(Work instructions)
Copy out all lines with the word "在工作中" in them.

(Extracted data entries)
________________________
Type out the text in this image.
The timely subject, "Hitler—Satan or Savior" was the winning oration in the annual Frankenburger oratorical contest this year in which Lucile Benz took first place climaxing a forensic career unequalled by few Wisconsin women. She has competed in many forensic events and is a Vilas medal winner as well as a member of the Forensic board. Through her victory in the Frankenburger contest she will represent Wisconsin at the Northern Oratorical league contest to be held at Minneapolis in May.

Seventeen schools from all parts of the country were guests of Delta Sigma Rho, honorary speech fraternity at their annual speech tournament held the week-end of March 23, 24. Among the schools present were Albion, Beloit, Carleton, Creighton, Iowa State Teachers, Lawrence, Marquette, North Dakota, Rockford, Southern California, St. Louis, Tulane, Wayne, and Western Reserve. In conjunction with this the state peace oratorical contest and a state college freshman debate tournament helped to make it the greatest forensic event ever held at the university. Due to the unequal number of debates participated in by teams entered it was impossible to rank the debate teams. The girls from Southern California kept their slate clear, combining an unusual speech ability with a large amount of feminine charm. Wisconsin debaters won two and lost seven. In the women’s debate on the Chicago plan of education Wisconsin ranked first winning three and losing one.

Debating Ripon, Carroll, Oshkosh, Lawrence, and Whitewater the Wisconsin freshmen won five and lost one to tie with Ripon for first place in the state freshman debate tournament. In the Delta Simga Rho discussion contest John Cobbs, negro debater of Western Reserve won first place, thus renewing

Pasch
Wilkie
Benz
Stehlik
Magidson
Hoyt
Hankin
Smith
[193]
________________________
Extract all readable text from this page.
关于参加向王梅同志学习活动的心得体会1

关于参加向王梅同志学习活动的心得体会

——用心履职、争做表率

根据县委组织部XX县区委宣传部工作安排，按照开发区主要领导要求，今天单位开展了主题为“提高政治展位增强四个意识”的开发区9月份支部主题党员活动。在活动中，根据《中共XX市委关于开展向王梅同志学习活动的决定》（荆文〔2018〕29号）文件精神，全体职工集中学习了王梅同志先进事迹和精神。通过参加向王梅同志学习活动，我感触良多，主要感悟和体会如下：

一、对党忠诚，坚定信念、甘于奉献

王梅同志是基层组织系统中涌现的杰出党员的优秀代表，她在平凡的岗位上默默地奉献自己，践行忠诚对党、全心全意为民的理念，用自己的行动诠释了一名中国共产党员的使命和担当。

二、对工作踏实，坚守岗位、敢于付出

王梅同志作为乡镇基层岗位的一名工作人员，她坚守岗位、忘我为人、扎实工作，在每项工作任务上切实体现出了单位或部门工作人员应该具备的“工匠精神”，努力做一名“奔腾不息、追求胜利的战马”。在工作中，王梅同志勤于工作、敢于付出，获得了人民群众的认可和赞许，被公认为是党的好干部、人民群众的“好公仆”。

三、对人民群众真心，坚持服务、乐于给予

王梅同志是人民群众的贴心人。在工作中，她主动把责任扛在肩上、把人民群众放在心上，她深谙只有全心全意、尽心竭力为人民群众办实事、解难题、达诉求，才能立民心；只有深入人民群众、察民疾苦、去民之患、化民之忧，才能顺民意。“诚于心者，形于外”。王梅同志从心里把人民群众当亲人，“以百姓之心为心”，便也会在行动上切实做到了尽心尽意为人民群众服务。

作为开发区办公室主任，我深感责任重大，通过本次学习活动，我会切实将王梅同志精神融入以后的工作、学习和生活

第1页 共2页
________________________
(Written solution)
王梅同志作为乡镇基层岗位的一名工作人员，她坚守岗位、忘我为人、扎实工作，在每项工作任务上切实体现出了单位或部门工作人员应该具备的“工匠精神”，努力做一名“奔腾不息、追求胜利的战马”。在工作中，王梅同志勤于工作、敢于付出，获得了人民群众的认可和赞许，被公认为是党的好干部、人民群众的“好公仆”。
王梅同志是人民群众的贴心人。在工作中，她主动把责任扛在肩上、把人民群众放在心上，她深谙只有全心全意、尽心竭力为人民群众办实事、解难题、达诉求，才能立民心；只有深入人民群众、察民疾苦、去民之患、化民之忧，才能顺民意。“诚于心者，形于外”。王梅同志从心里把人民群众当亲人，“以百姓之心为心”，便也会在行动上切实做到了尽心尽意为人民群众服务。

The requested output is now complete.